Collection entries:
-----

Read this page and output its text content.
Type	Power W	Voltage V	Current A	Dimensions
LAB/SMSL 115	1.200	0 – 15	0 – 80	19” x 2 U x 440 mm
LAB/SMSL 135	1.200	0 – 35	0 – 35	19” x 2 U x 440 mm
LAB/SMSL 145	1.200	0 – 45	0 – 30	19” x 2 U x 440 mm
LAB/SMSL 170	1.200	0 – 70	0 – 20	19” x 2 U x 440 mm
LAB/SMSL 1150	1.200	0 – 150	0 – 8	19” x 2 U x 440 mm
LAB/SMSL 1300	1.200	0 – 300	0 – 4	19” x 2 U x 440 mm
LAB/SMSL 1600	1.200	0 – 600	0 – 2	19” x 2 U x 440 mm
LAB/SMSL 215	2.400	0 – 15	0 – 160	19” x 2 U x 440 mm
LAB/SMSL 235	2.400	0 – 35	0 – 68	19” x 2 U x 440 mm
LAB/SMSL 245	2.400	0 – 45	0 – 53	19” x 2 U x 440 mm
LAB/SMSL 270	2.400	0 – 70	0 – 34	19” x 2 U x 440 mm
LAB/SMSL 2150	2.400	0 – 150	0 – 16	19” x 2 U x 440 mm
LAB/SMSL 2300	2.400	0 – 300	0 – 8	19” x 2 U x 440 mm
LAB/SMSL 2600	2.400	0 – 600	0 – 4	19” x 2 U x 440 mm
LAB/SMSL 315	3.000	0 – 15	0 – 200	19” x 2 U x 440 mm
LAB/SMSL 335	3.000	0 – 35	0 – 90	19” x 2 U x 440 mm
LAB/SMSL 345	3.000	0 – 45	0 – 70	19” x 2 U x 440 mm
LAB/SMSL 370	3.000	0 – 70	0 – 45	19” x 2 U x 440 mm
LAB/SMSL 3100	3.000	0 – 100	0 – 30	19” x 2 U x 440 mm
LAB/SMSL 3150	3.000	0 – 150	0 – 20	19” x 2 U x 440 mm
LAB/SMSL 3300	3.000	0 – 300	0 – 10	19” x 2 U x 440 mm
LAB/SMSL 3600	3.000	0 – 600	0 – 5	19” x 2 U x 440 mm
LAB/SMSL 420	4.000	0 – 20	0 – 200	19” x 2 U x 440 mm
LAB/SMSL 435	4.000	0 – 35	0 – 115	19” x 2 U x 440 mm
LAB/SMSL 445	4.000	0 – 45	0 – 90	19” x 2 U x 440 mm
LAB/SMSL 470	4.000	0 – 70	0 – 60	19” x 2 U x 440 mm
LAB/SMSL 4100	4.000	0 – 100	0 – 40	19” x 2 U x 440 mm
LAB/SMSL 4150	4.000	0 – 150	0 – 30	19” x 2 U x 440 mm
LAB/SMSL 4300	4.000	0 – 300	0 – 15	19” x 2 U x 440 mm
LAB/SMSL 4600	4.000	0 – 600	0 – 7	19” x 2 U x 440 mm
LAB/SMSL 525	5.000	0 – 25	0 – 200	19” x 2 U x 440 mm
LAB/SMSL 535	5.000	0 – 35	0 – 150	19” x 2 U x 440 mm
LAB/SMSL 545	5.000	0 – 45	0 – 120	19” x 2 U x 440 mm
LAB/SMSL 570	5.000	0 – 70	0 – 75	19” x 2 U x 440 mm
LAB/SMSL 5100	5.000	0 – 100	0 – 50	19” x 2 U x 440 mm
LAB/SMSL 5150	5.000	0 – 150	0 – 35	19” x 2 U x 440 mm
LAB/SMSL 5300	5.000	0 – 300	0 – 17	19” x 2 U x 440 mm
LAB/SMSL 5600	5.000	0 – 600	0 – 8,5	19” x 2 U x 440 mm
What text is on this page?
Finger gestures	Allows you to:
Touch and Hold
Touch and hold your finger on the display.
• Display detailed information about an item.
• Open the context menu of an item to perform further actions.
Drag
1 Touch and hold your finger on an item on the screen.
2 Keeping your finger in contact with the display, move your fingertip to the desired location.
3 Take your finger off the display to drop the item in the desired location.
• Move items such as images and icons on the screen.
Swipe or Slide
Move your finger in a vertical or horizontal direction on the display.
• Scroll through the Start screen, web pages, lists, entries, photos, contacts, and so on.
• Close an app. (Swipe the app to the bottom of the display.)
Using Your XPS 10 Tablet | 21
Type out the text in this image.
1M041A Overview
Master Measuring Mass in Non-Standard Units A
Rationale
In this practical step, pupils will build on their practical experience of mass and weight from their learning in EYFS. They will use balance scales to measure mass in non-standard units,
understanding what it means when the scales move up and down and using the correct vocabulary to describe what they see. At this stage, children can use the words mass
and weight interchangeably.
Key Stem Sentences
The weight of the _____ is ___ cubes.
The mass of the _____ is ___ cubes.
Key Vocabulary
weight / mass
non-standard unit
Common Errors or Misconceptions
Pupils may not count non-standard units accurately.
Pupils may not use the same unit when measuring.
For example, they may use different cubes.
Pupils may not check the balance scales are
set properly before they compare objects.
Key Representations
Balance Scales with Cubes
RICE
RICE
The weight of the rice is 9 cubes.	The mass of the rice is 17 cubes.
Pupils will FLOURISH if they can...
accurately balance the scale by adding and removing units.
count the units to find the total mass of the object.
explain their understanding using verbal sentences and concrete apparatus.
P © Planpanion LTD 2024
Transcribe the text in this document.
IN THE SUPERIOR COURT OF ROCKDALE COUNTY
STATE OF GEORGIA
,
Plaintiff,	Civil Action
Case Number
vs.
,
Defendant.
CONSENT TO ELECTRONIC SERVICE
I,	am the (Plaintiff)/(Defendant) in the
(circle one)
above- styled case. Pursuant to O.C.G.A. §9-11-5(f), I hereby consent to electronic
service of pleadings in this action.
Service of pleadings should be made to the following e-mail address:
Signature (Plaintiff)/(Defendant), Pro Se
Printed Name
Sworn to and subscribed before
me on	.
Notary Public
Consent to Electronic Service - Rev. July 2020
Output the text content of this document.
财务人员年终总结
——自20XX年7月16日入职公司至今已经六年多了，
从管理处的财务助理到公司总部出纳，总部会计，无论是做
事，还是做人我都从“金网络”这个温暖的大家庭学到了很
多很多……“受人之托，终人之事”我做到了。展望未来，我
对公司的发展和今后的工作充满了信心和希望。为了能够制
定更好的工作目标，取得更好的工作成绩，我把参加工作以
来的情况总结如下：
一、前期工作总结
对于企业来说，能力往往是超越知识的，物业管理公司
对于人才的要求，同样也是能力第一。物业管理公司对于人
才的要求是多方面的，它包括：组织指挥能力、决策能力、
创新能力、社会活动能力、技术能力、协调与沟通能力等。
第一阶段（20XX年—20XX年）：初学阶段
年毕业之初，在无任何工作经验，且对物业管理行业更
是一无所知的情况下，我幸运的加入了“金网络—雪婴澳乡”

-----

- EXERCISE DIRECTIONS:
Repeat the records above exactly as they appear.

- EXERCISE SOLUTION:
Read this page and output its text content.
Type	Power W	Voltage V	Current A	Dimensions
LAB/SMSL 115	1.200	0 – 15	0 – 80	19” x 2 U x 440 mm
LAB/SMSL 135	1.200	0 – 35	0 – 35	19” x 2 U x 440 mm
LAB/SMSL 145	1.200	0 – 45	0 – 30	19” x 2 U x 440 mm
LAB/SMSL 170	1.200	0 – 70	0 – 20	19” x 2 U x 440 mm
LAB/SMSL 1150	1.200	0 – 150	0 – 8	19” x 2 U x 440 mm
LAB/SMSL 1300	1.200	0 – 300	0 – 4	19” x 2 U x 440 mm
LAB/SMSL 1600	1.200	0 – 600	0 – 2	19” x 2 U x 440 mm
LAB/SMSL 215	2.400	0 – 15	0 – 160	19” x 2 U x 440 mm
LAB/SMSL 235	2.400	0 – 35	0 – 68	19” x 2 U x 440 mm
LAB/SMSL 245	2.400	0 – 45	0 – 53	19” x 2 U x 440 mm
LAB/SMSL 270	2.400	0 – 70	0 – 34	19” x 2 U x 440 mm
LAB/SMSL 2150	2.400	0 – 150	0 – 16	19” x 2 U x 440 mm
LAB/SMSL 2300	2.400	0 – 300	0 – 8	19” x 2 U x 440 mm
LAB/SMSL 2600	2.400	0 – 600	0 – 4	19” x 2 U x 440 mm
LAB/SMSL 315	3.000	0 – 15	0 – 200	19” x 2 U x 440 mm
LAB/SMSL 335	3.000	0 – 35	0 – 90	19” x 2 U x 440 mm
LAB/SMSL 345	3.000	0 – 45	0 – 70	19” x 2 U x 440 mm
LAB/SMSL 370	3.000	0 – 70	0 – 45	19” x 2 U x 440 mm
LAB/SMSL 3100	3.000	0 – 100	0 – 30	19” x 2 U x 440 mm
LAB/SMSL 3150	3.000	0 – 150	0 – 20	19” x 2 U x 440 mm
LAB/SMSL 3300	3.000	0 – 300	0 – 10	19” x 2 U x 440 mm
LAB/SMSL 3600	3.000	0 – 600	0 – 5	19” x 2 U x 440 mm
LAB/SMSL 420	4.000	0 – 20	0 – 200	19” x 2 U x 440 mm
LAB/SMSL 435	4.000	0 – 35	0 – 115	19” x 2 U x 440 mm
LAB/SMSL 445	4.000	0 – 45	0 – 90	19” x 2 U x 440 mm
LAB/SMSL 470	4.000	0 – 70	0 – 60	19” x 2 U x 440 mm
LAB/SMSL 4100	4.000	0 – 100	0 – 40	19” x 2 U x 440 mm
LAB/SMSL 4150	4.000	0 – 150	0 – 30	19” x 2 U x 440 mm
LAB/SMSL 4300	4.000	0 – 300	0 – 15	19” x 2 U x 440 mm
LAB/SMSL 4600	4.000	0 – 600	0 – 7	19” x 2 U x 440 mm
LAB/SMSL 525	5.000	0 – 25	0 – 200	19” x 2 U x 440 mm
LAB/SMSL 535	5.000	0 – 35	0 – 150	19” x 2 U x 440 mm
LAB/SMSL 545	5.000	0 – 45	0 – 120	19” x 2 U x 440 mm
LAB/SMSL 570	5.000	0 – 70	0 – 75	19” x 2 U x 440 mm
LAB/SMSL 5100	5.000	0 – 100	0 – 50	19” x 2 U x 440 mm
LAB/SMSL 5150	5.000	0 – 150	0 – 35	19” x 2 U x 440 mm
LAB/SMSL 5300	5.000	0 – 300	0 – 17	19” x 2 U x 440 mm
LAB/SMSL 5600	5.000	0 – 600	0 – 8,5	19” x 2 U x 440 mm
What text is on this page?
Finger gestures	Allows you to:
Touch and Hold
Touch and hold your finger on the display.
• Display detailed information about an item.
• Open the context menu of an item to perform further actions.
Drag
1 Touch and hold your finger on an item on the screen.
2 Keeping your finger in contact with the display, move your fingertip to the desired location.
3 Take your finger off the display to drop the item in the desired location.
• Move items such as images and icons on the screen.
Swipe or Slide
Move your finger in a vertical or horizontal direction on the display.
• Scroll through the Start screen, web pages, lists, entries, photos, contacts, and so on.
• Close an app. (Swipe the app to the bottom of the display.)
Using Your XPS 10 Tablet | 21
Type out the text in this image.
1M041A Overview
Master Measuring Mass in Non-Standard Units A
Rationale
In this practical step, pupils will build on their practical experience of mass and weight from their learning in EYFS. They will use balance scales to measure mass in non-standard units,
understanding what it means when the scales move up and down and using the correct vocabulary to describe what they see. At this stage, children can use the words mass
and weight interchangeably.
Key Stem Sentences
The weight of the _____ is ___ cubes.
The mass of the _____ is ___ cubes.
Key Vocabulary
weight / mass
non-standard unit
Common Errors or Misconceptions
Pupils may not count non-standard units accurately.
Pupils may not use the same unit when measuring.
For example, they may use different cubes.
Pupils may not check the balance scales are
set properly before they compare objects.
Key Representations
Balance Scales with Cubes
RICE
RICE
The weight of the rice is 9 cubes.	The mass of the rice is 17 cubes.
Pupils will FLOURISH if they can...
accurately balance the scale by adding and removing units.
count the units to find the total mass of the object.
explain their understanding using verbal sentences and concrete apparatus.
P © Planpanion LTD 2024
Transcribe the text in this document.
IN THE SUPERIOR COURT OF ROCKDALE COUNTY
STATE OF GEORGIA
,
Plaintiff,	Civil Action
Case Number
vs.
,
Defendant.
CONSENT TO ELECTRONIC SERVICE
I,	am the (Plaintiff)/(Defendant) in the
(circle one)
above- styled case. Pursuant to O.C.G.A. §9-11-5(f), I hereby consent to electronic
service of pleadings in this action.
Service of pleadings should be made to the following e-mail address:
Signature (Plaintiff)/(Defendant), Pro Se
Printed Name
Sworn to and subscribed before
me on	.
Notary Public
Consent to Electronic Service - Rev. July 2020
Output the text content of this document.
财务人员年终总结
——自20XX年7月16日入职公司至今已经六年多了，
从管理处的财务助理到公司总部出纳，总部会计，无论是做
事，还是做人我都从“金网络”这个温暖的大家庭学到了很
多很多……“受人之托，终人之事”我做到了。展望未来，我
对公司的发展和今后的工作充满了信心和希望。为了能够制
定更好的工作目标，取得更好的工作成绩，我把参加工作以
来的情况总结如下：
一、前期工作总结
对于企业来说，能力往往是超越知识的，物业管理公司
对于人才的要求，同样也是能力第一。物业管理公司对于人
才的要求是多方面的，它包括：组织指挥能力、决策能力、
创新能力、社会活动能力、技术能力、协调与沟通能力等。
第一阶段（20XX年—20XX年）：初学阶段
年毕业之初，在无任何工作经验，且对物业管理行业更
是一无所知的情况下，我幸运的加入了“金网络—雪婴澳乡”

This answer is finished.